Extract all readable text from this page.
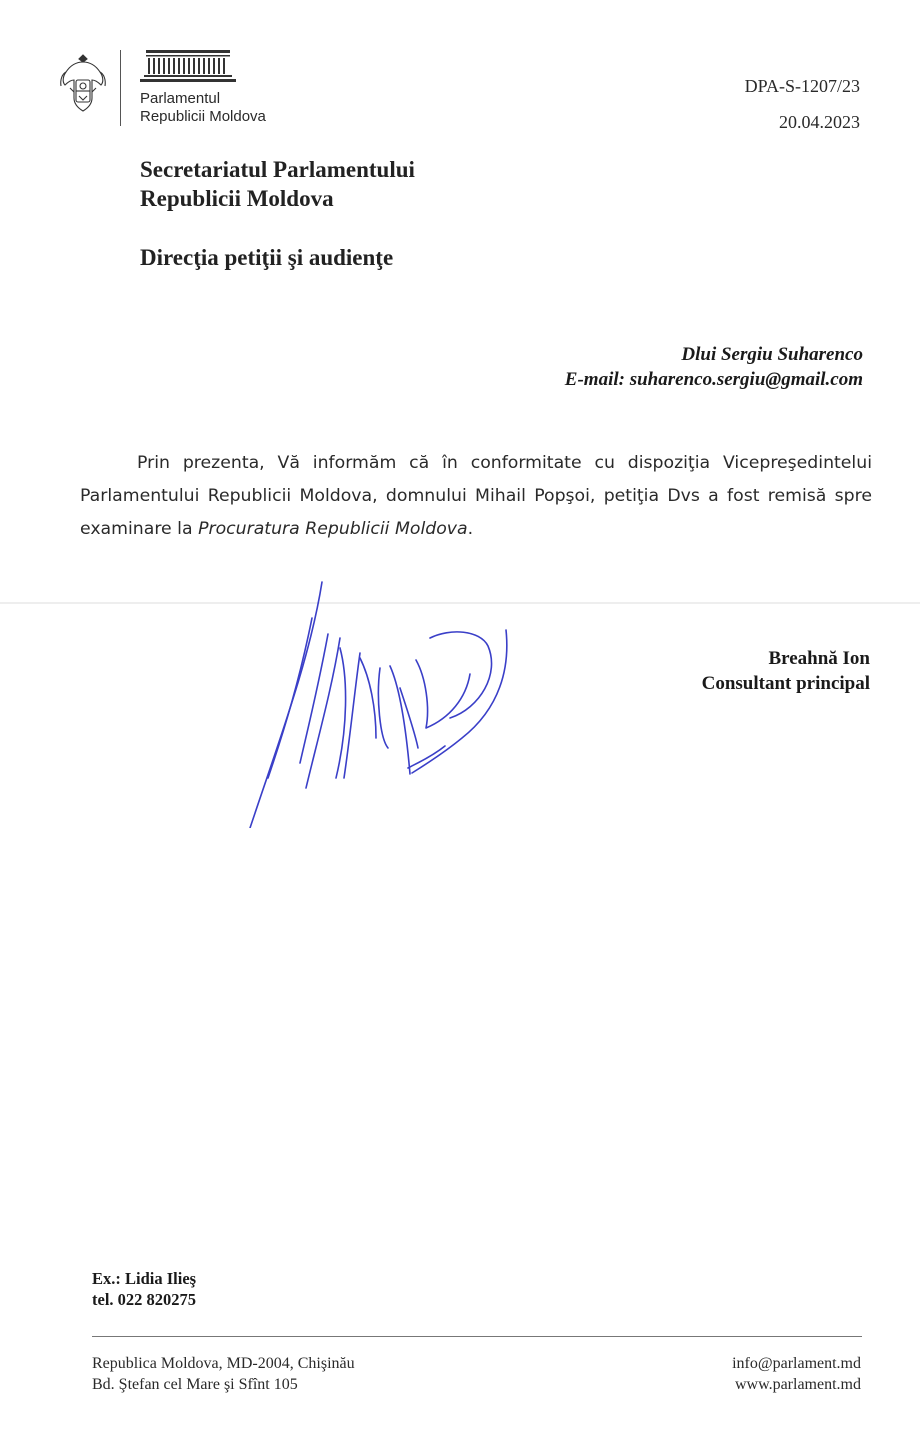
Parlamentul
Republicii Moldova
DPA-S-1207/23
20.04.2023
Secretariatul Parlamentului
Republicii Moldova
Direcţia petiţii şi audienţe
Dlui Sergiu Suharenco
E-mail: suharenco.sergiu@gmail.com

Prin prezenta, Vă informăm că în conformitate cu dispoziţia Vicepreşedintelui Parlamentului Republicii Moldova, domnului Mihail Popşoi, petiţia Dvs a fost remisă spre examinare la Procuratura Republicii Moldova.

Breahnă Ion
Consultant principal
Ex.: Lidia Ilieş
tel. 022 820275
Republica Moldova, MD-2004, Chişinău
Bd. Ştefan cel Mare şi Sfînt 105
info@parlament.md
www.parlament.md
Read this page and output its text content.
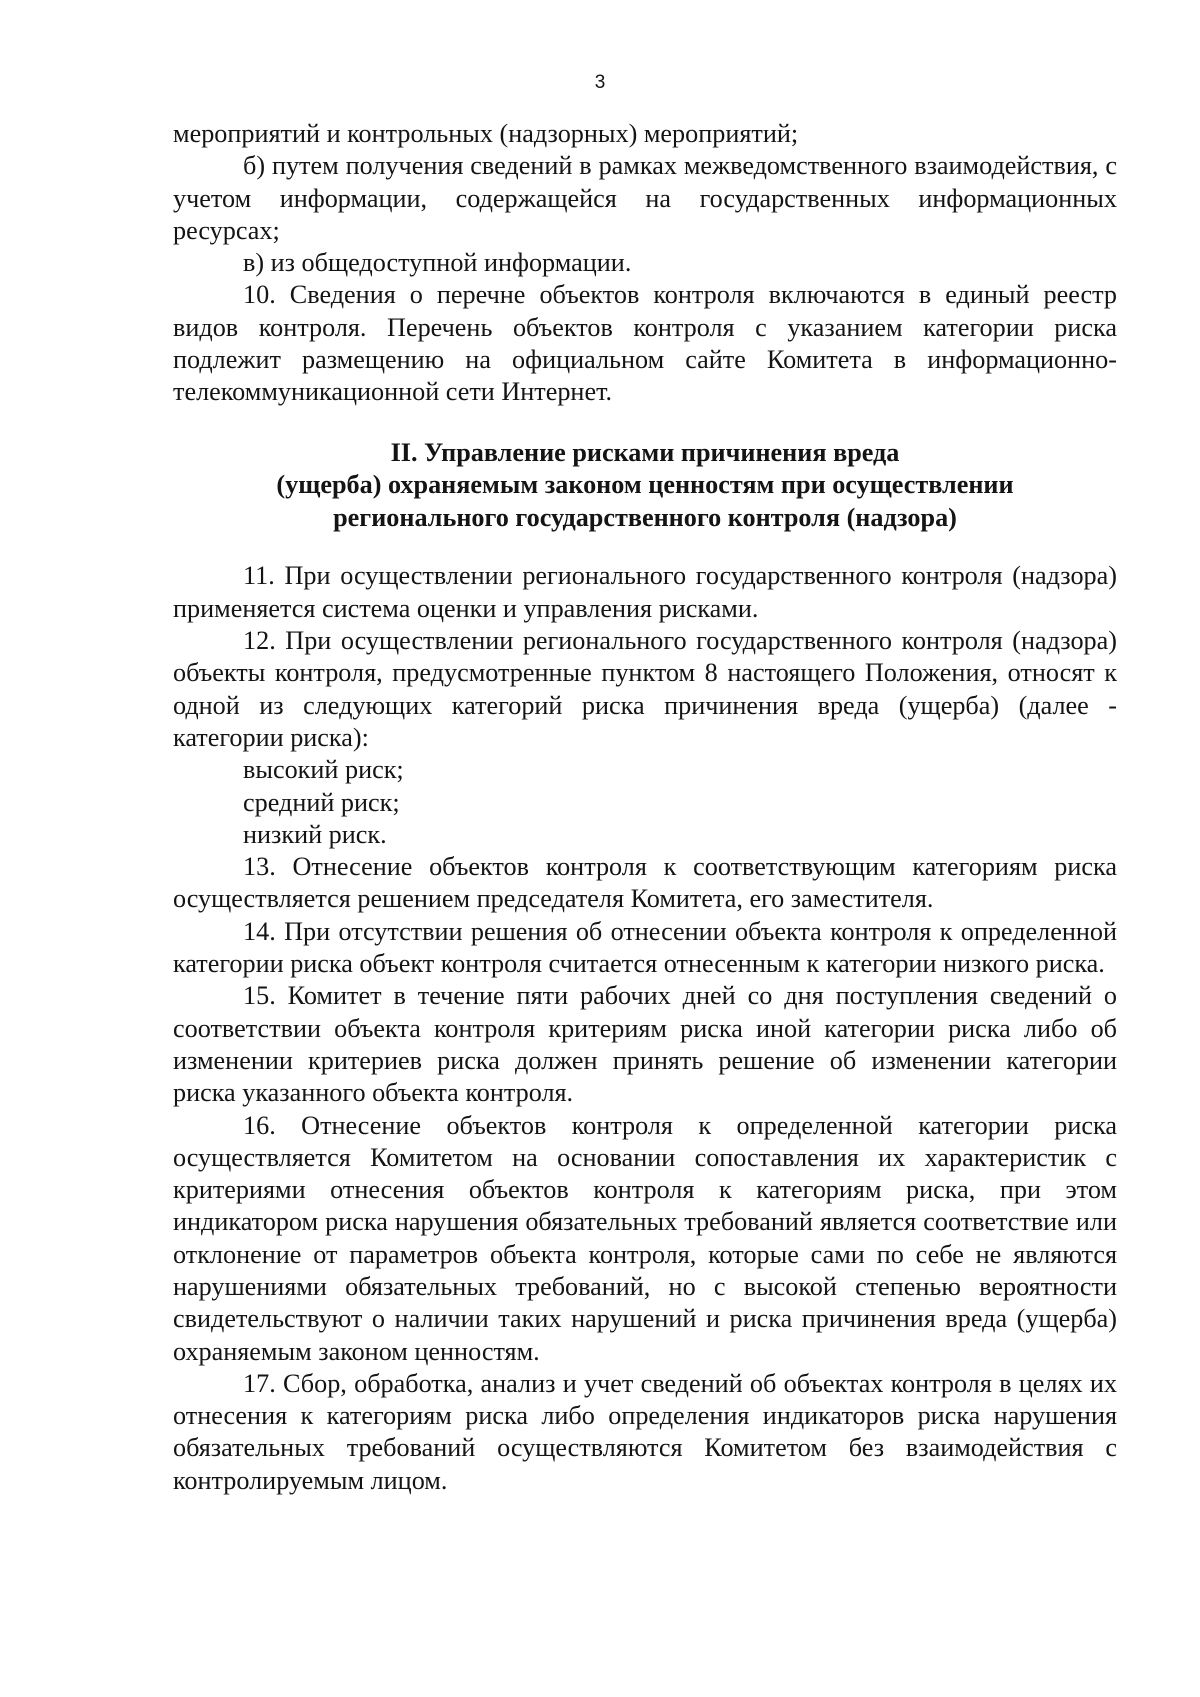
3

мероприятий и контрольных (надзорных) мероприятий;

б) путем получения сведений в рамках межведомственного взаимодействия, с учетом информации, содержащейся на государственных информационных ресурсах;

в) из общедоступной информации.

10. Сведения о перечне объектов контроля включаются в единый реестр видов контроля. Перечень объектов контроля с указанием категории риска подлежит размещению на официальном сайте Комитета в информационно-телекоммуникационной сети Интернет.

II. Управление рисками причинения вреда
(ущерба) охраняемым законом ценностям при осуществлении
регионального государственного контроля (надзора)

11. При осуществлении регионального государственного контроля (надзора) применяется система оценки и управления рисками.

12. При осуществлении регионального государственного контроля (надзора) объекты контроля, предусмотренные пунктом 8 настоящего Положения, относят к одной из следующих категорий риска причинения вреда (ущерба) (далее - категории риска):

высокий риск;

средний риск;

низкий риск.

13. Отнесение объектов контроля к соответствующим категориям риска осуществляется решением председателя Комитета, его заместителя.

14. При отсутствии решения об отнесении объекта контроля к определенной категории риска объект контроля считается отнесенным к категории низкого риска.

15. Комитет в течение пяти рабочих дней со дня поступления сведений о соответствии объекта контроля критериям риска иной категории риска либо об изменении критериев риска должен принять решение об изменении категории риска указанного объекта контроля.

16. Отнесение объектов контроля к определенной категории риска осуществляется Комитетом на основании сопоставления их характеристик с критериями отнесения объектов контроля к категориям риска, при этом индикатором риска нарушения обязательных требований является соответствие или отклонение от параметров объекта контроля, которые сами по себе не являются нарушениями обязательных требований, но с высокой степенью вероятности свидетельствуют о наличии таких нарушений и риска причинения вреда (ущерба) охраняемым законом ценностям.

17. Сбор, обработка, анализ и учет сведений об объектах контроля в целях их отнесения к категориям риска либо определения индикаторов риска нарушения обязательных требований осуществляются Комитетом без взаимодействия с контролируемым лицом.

= YOUR OBJECTIVE =
Reproduce all of the data exactly; the pictures do not belong in the copy.

= EXERCISE RESULT =
Extract all readable text from this page.
Parlamentul
Republicii Moldova
DPA-S-1207/23
20.04.2023
Secretariatul Parlamentului
Republicii Moldova
Direcţia petiţii şi audienţe
Dlui Sergiu Suharenco
E-mail: suharenco.sergiu@gmail.com

Prin prezenta, Vă informăm că în conformitate cu dispoziţia Vicepreşedintelui Parlamentului Republicii Moldova, domnului Mihail Popşoi, petiţia Dvs a fost remisă spre examinare la Procuratura Republicii Moldova.

Breahnă Ion
Consultant principal
Ex.: Lidia Ilieş
tel. 022 820275
Republica Moldova, MD-2004, Chişinău
Bd. Ştefan cel Mare şi Sfînt 105
info@parlament.md
www.parlament.md
Read this page and output its text content.
3

мероприятий и контрольных (надзорных) мероприятий;

б) путем получения сведений в рамках межведомственного взаимодействия, с учетом информации, содержащейся на государственных информационных ресурсах;

в) из общедоступной информации.

10. Сведения о перечне объектов контроля включаются в единый реестр видов контроля. Перечень объектов контроля с указанием категории риска подлежит размещению на официальном сайте Комитета в информационно-телекоммуникационной сети Интернет.

II. Управление рисками причинения вреда
(ущерба) охраняемым законом ценностям при осуществлении
регионального государственного контроля (надзора)

11. При осуществлении регионального государственного контроля (надзора) применяется система оценки и управления рисками.

12. При осуществлении регионального государственного контроля (надзора) объекты контроля, предусмотренные пунктом 8 настоящего Положения, относят к одной из следующих категорий риска причинения вреда (ущерба) (далее - категории риска):

высокий риск;

средний риск;

низкий риск.

13. Отнесение объектов контроля к соответствующим категориям риска осуществляется решением председателя Комитета, его заместителя.

14. При отсутствии решения об отнесении объекта контроля к определенной категории риска объект контроля считается отнесенным к категории низкого риска.

15. Комитет в течение пяти рабочих дней со дня поступления сведений о соответствии объекта контроля критериям риска иной категории риска либо об изменении критериев риска должен принять решение об изменении категории риска указанного объекта контроля.

16. Отнесение объектов контроля к определенной категории риска осуществляется Комитетом на основании сопоставления их характеристик с критериями отнесения объектов контроля к категориям риска, при этом индикатором риска нарушения обязательных требований является соответствие или отклонение от параметров объекта контроля, которые сами по себе не являются нарушениями обязательных требований, но с высокой степенью вероятности свидетельствуют о наличии таких нарушений и риска причинения вреда (ущерба) охраняемым законом ценностям.

17. Сбор, обработка, анализ и учет сведений об объектах контроля в целях их отнесения к категориям риска либо определения индикаторов риска нарушения обязательных требований осуществляются Комитетом без взаимодействия с контролируемым лицом.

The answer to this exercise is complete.